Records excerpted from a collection
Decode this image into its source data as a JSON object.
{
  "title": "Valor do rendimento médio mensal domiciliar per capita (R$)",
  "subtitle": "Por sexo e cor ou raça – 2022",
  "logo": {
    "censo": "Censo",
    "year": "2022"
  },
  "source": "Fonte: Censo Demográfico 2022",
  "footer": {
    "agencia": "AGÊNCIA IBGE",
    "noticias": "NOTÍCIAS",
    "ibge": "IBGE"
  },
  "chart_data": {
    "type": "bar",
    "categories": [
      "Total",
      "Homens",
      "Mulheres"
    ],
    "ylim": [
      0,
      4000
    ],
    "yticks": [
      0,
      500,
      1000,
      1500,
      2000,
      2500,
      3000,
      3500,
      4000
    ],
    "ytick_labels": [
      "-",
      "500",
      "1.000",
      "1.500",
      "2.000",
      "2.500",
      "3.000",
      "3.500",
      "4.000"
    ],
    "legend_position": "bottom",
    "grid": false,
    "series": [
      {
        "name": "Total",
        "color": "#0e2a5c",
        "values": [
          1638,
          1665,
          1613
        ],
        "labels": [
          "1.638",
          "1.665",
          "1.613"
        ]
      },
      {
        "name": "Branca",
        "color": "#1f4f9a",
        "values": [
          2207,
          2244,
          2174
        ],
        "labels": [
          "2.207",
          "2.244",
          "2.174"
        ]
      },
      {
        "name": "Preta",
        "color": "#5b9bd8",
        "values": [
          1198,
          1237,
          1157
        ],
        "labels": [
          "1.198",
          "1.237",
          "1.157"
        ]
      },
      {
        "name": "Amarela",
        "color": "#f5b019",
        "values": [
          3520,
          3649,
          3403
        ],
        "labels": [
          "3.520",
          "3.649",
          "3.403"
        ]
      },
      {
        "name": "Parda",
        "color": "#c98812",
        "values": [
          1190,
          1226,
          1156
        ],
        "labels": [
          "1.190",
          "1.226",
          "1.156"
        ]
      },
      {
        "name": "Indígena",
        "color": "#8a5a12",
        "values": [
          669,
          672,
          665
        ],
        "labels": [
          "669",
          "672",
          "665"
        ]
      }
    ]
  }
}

EXERCISE: Go through the entries above and pull out each line with "Censo" in it.

RESPONSE TO THE EXERCISE:
    "censo": "Censo",
  "source": "Fonte: Censo Demográfico 2022",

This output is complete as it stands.